Exclude the pictures and return every line exactly as written.

◆ **TASK DATA**
>>>>>

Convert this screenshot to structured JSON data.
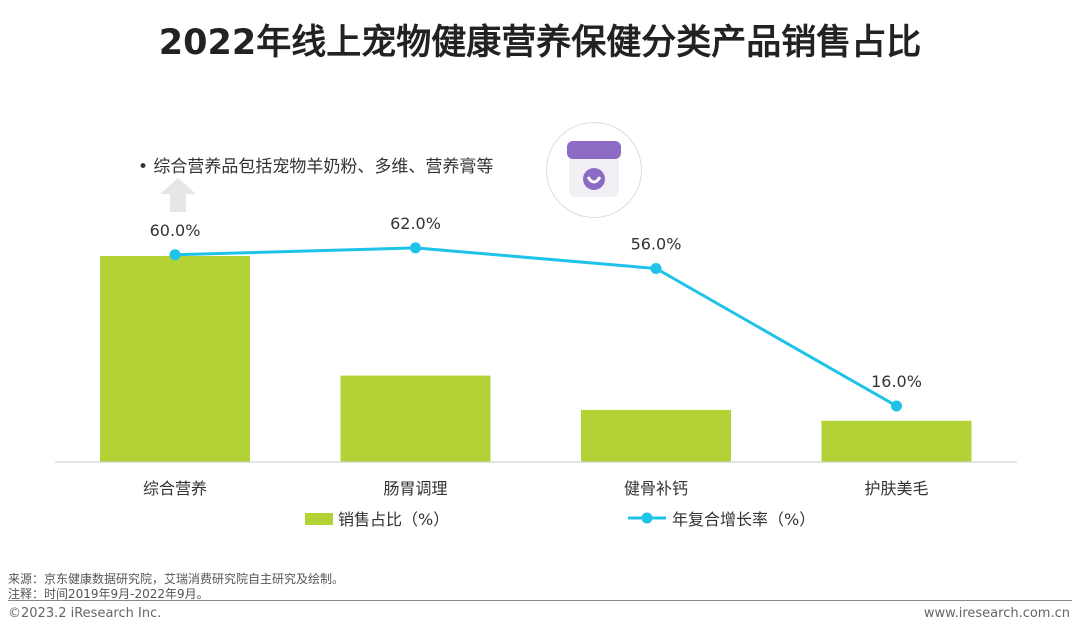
{
  "title": "2022年线上宠物健康营养保健分类产品销售占比",
  "note": "•  综合营养品包括宠物羊奶粉、多维、营养膏等",
  "chart_data": {
    "type": "bar+line",
    "categories": [
      "综合营养",
      "肠胃调理",
      "健骨补钙",
      "护肤美毛"
    ],
    "series": [
      {
        "name": "销售占比（%）",
        "type": "bar",
        "color": "#b2d235",
        "values": [
          53.4,
          22.4,
          13.5,
          10.7
        ]
      },
      {
        "name": "年复合增长率（%）",
        "type": "line",
        "color": "#1fc3ea",
        "values": [
          60.0,
          62.0,
          56.0,
          16.0
        ],
        "labels": [
          "60.0%",
          "62.0%",
          "56.0%",
          "16.0%"
        ]
      }
    ],
    "legend": "bottom",
    "grid": false
  },
  "footer": {
    "source": "来源：京东健康数据研究院，艾瑞消费研究院自主研究及绘制。",
    "remark": "注释：时间2019年9月-2022年9月。",
    "copyright": "©2023.2 iResearch Inc.",
    "website": "www.iresearch.com.cn"
  }
}
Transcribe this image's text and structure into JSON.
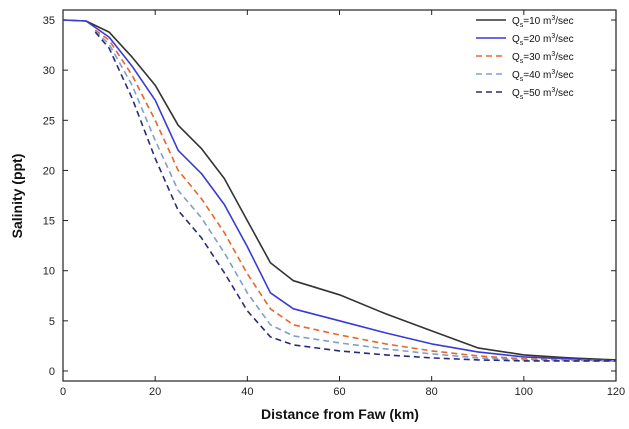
{
  "chart_data": {
    "type": "line",
    "title": "",
    "xlabel": "Distance from Faw (km)",
    "ylabel": "Salinity (ppt)",
    "xlim": [
      0,
      120
    ],
    "ylim": [
      -1,
      36
    ],
    "xticks": [
      0,
      20,
      40,
      60,
      80,
      100,
      120
    ],
    "yticks": [
      0,
      5,
      10,
      15,
      20,
      25,
      30,
      35
    ],
    "grid": false,
    "legend_position": "top-right",
    "series": [
      {
        "name": "Q_s=10 m³/sec",
        "legend_main": "Q",
        "legend_sub": "s",
        "legend_rest": "=10 m",
        "legend_sup": "3",
        "legend_tail": "/sec",
        "color": "#333333",
        "dashed": false,
        "x": [
          0,
          5,
          10,
          15,
          20,
          25,
          30,
          35,
          40,
          45,
          50,
          60,
          70,
          80,
          90,
          100,
          110,
          120
        ],
        "y": [
          35,
          34.9,
          33.8,
          31.3,
          28.5,
          24.5,
          22.2,
          19.2,
          15.0,
          10.8,
          9.0,
          7.6,
          5.7,
          4.0,
          2.3,
          1.6,
          1.3,
          1.1
        ]
      },
      {
        "name": "Q_s=20 m³/sec",
        "legend_main": "Q",
        "legend_sub": "s",
        "legend_rest": "=20 m",
        "legend_sup": "3",
        "legend_tail": "/sec",
        "color": "#3a3ad6",
        "dashed": false,
        "x": [
          0,
          5,
          10,
          15,
          20,
          25,
          30,
          35,
          40,
          45,
          50,
          60,
          70,
          80,
          90,
          100,
          110,
          120
        ],
        "y": [
          35,
          34.9,
          33.3,
          30.4,
          27.0,
          22.0,
          19.7,
          16.6,
          12.4,
          7.8,
          6.2,
          5.0,
          3.8,
          2.7,
          1.9,
          1.4,
          1.2,
          1.0
        ]
      },
      {
        "name": "Q_s=30 m³/sec",
        "legend_main": "Q",
        "legend_sub": "s",
        "legend_rest": "=30 m",
        "legend_sup": "3",
        "legend_tail": "/sec",
        "color": "#e8652a",
        "dashed": true,
        "x": [
          7,
          10,
          15,
          20,
          25,
          30,
          35,
          40,
          45,
          50,
          60,
          70,
          80,
          90,
          100,
          110,
          120
        ],
        "y": [
          34.0,
          33.0,
          29.5,
          25.0,
          20.0,
          17.2,
          13.8,
          9.7,
          6.2,
          4.6,
          3.6,
          2.7,
          2.0,
          1.5,
          1.2,
          1.1,
          1.0
        ]
      },
      {
        "name": "Q_s=40 m³/sec",
        "legend_main": "Q",
        "legend_sub": "s",
        "legend_rest": "=40 m",
        "legend_sup": "3",
        "legend_tail": "/sec",
        "color": "#7f9fd0",
        "dashed": true,
        "x": [
          7,
          10,
          15,
          20,
          25,
          30,
          35,
          40,
          45,
          50,
          60,
          70,
          80,
          90,
          100,
          110,
          120
        ],
        "y": [
          33.9,
          32.6,
          28.5,
          23.0,
          18.0,
          15.3,
          11.8,
          7.8,
          4.6,
          3.5,
          2.8,
          2.2,
          1.7,
          1.3,
          1.1,
          1.0,
          1.0
        ]
      },
      {
        "name": "Q_s=50 m³/sec",
        "legend_main": "Q",
        "legend_sub": "s",
        "legend_rest": "=50 m",
        "legend_sup": "3",
        "legend_tail": "/sec",
        "color": "#2a2a7a",
        "dashed": true,
        "x": [
          7,
          10,
          15,
          20,
          25,
          30,
          35,
          40,
          45,
          50,
          60,
          70,
          80,
          90,
          100,
          110,
          120
        ],
        "y": [
          33.8,
          32.2,
          27.2,
          21.2,
          16.0,
          13.3,
          9.8,
          6.0,
          3.4,
          2.6,
          2.0,
          1.6,
          1.3,
          1.1,
          1.0,
          1.0,
          1.0
        ]
      }
    ]
  }
}
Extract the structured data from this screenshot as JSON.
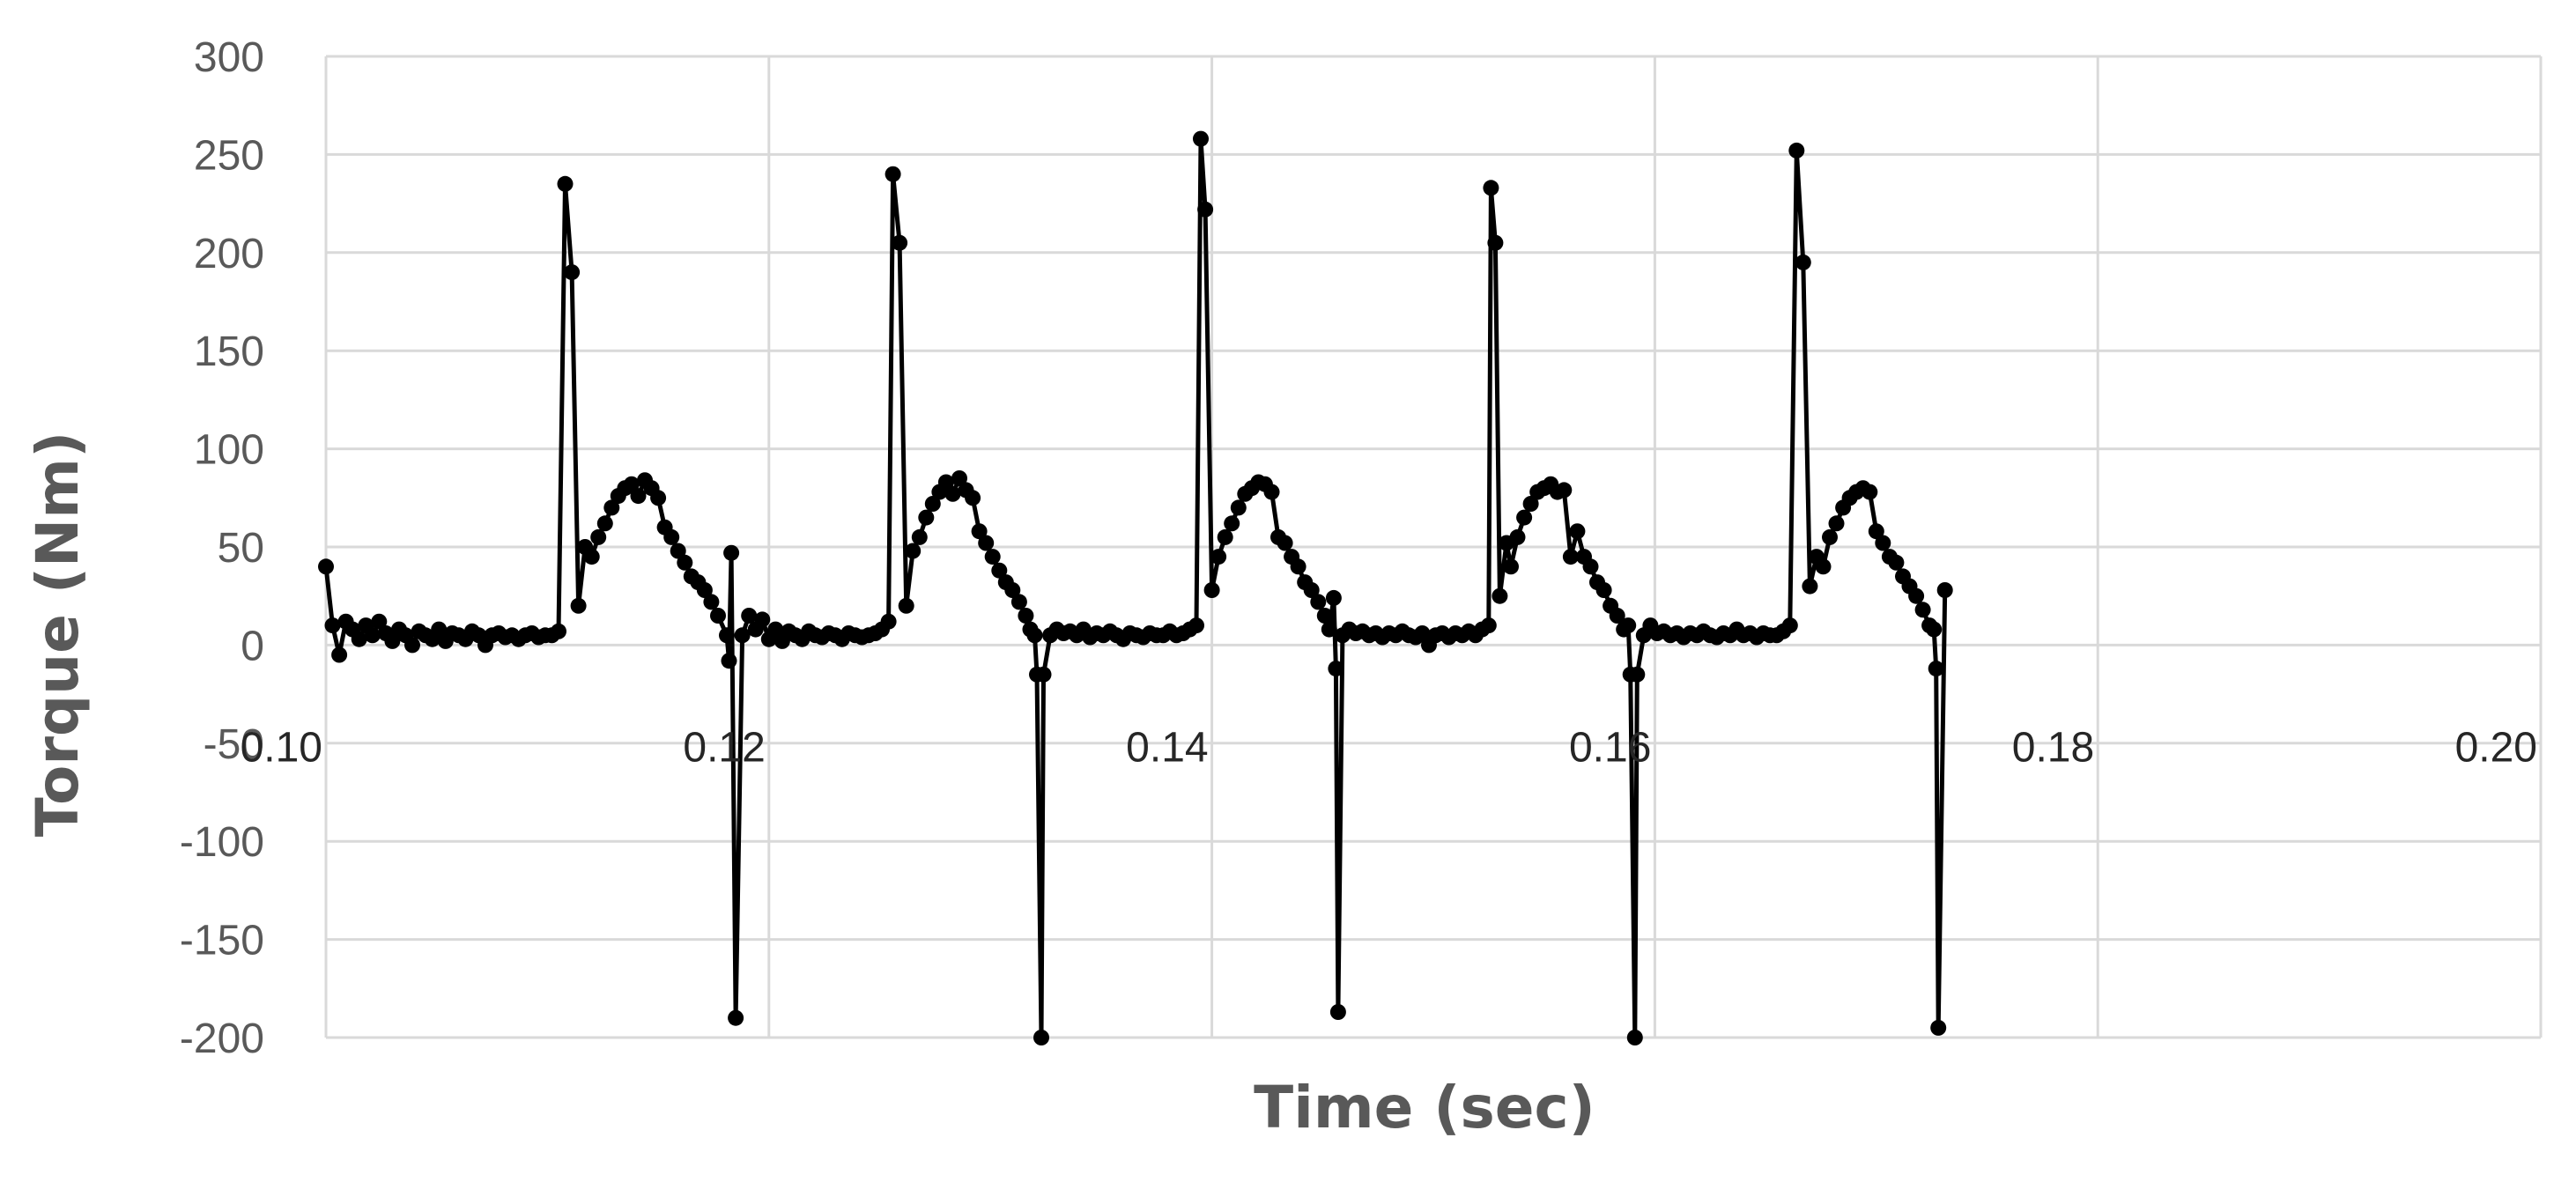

<<<<<

◆ **EXERCISE RESULT**
Convert this screenshot to structured JSON data.
{
  "title": "2022年线上宠物健康营养保健分类产品销售占比",
  "note": "•  综合营养品包括宠物羊奶粉、多维、营养膏等",
  "chart_data": {
    "type": "bar+line",
    "categories": [
      "综合营养",
      "肠胃调理",
      "健骨补钙",
      "护肤美毛"
    ],
    "series": [
      {
        "name": "销售占比（%）",
        "type": "bar",
        "color": "#b2d235",
        "values": [
          53.4,
          22.4,
          13.5,
          10.7
        ]
      },
      {
        "name": "年复合增长率（%）",
        "type": "line",
        "color": "#1fc3ea",
        "values": [
          60.0,
          62.0,
          56.0,
          16.0
        ],
        "labels": [
          "60.0%",
          "62.0%",
          "56.0%",
          "16.0%"
        ]
      }
    ],
    "legend": "bottom",
    "grid": false
  },
  "footer": {
    "source": "来源：京东健康数据研究院，艾瑞消费研究院自主研究及绘制。",
    "remark": "注释：时间2019年9月-2022年9月。",
    "copyright": "©2023.2 iResearch Inc.",
    "website": "www.iresearch.com.cn"
  }
}
Transcribe this image's text and structure into JSON.
{
  "chart_data": {
    "type": "line",
    "title": "",
    "xlabel": "Distance from Faw (km)",
    "ylabel": "Salinity (ppt)",
    "xlim": [
      0,
      120
    ],
    "ylim": [
      -1,
      36
    ],
    "xticks": [
      0,
      20,
      40,
      60,
      80,
      100,
      120
    ],
    "yticks": [
      0,
      5,
      10,
      15,
      20,
      25,
      30,
      35
    ],
    "grid": false,
    "legend_position": "top-right",
    "series": [
      {
        "name": "Q_s=10 m³/sec",
        "legend_main": "Q",
        "legend_sub": "s",
        "legend_rest": "=10 m",
        "legend_sup": "3",
        "legend_tail": "/sec",
        "color": "#333333",
        "dashed": false,
        "x": [
          0,
          5,
          10,
          15,
          20,
          25,
          30,
          35,
          40,
          45,
          50,
          60,
          70,
          80,
          90,
          100,
          110,
          120
        ],
        "y": [
          35,
          34.9,
          33.8,
          31.3,
          28.5,
          24.5,
          22.2,
          19.2,
          15.0,
          10.8,
          9.0,
          7.6,
          5.7,
          4.0,
          2.3,
          1.6,
          1.3,
          1.1
        ]
      },
      {
        "name": "Q_s=20 m³/sec",
        "legend_main": "Q",
        "legend_sub": "s",
        "legend_rest": "=20 m",
        "legend_sup": "3",
        "legend_tail": "/sec",
        "color": "#3a3ad6",
        "dashed": false,
        "x": [
          0,
          5,
          10,
          15,
          20,
          25,
          30,
          35,
          40,
          45,
          50,
          60,
          70,
          80,
          90,
          100,
          110,
          120
        ],
        "y": [
          35,
          34.9,
          33.3,
          30.4,
          27.0,
          22.0,
          19.7,
          16.6,
          12.4,
          7.8,
          6.2,
          5.0,
          3.8,
          2.7,
          1.9,
          1.4,
          1.2,
          1.0
        ]
      },
      {
        "name": "Q_s=30 m³/sec",
        "legend_main": "Q",
        "legend_sub": "s",
        "legend_rest": "=30 m",
        "legend_sup": "3",
        "legend_tail": "/sec",
        "color": "#e8652a",
        "dashed": true,
        "x": [
          7,
          10,
          15,
          20,
          25,
          30,
          35,
          40,
          45,
          50,
          60,
          70,
          80,
          90,
          100,
          110,
          120
        ],
        "y": [
          34.0,
          33.0,
          29.5,
          25.0,
          20.0,
          17.2,
          13.8,
          9.7,
          6.2,
          4.6,
          3.6,
          2.7,
          2.0,
          1.5,
          1.2,
          1.1,
          1.0
        ]
      },
      {
        "name": "Q_s=40 m³/sec",
        "legend_main": "Q",
        "legend_sub": "s",
        "legend_rest": "=40 m",
        "legend_sup": "3",
        "legend_tail": "/sec",
        "color": "#7f9fd0",
        "dashed": true,
        "x": [
          7,
          10,
          15,
          20,
          25,
          30,
          35,
          40,
          45,
          50,
          60,
          70,
          80,
          90,
          100,
          110,
          120
        ],
        "y": [
          33.9,
          32.6,
          28.5,
          23.0,
          18.0,
          15.3,
          11.8,
          7.8,
          4.6,
          3.5,
          2.8,
          2.2,
          1.7,
          1.3,
          1.1,
          1.0,
          1.0
        ]
      },
      {
        "name": "Q_s=50 m³/sec",
        "legend_main": "Q",
        "legend_sub": "s",
        "legend_rest": "=50 m",
        "legend_sup": "3",
        "legend_tail": "/sec",
        "color": "#2a2a7a",
        "dashed": true,
        "x": [
          7,
          10,
          15,
          20,
          25,
          30,
          35,
          40,
          45,
          50,
          60,
          70,
          80,
          90,
          100,
          110,
          120
        ],
        "y": [
          33.8,
          32.2,
          27.2,
          21.2,
          16.0,
          13.3,
          9.8,
          6.0,
          3.4,
          2.6,
          2.0,
          1.6,
          1.3,
          1.1,
          1.0,
          1.0,
          1.0
        ]
      }
    ]
  }
}
Extract the structured data from this screenshot as JSON.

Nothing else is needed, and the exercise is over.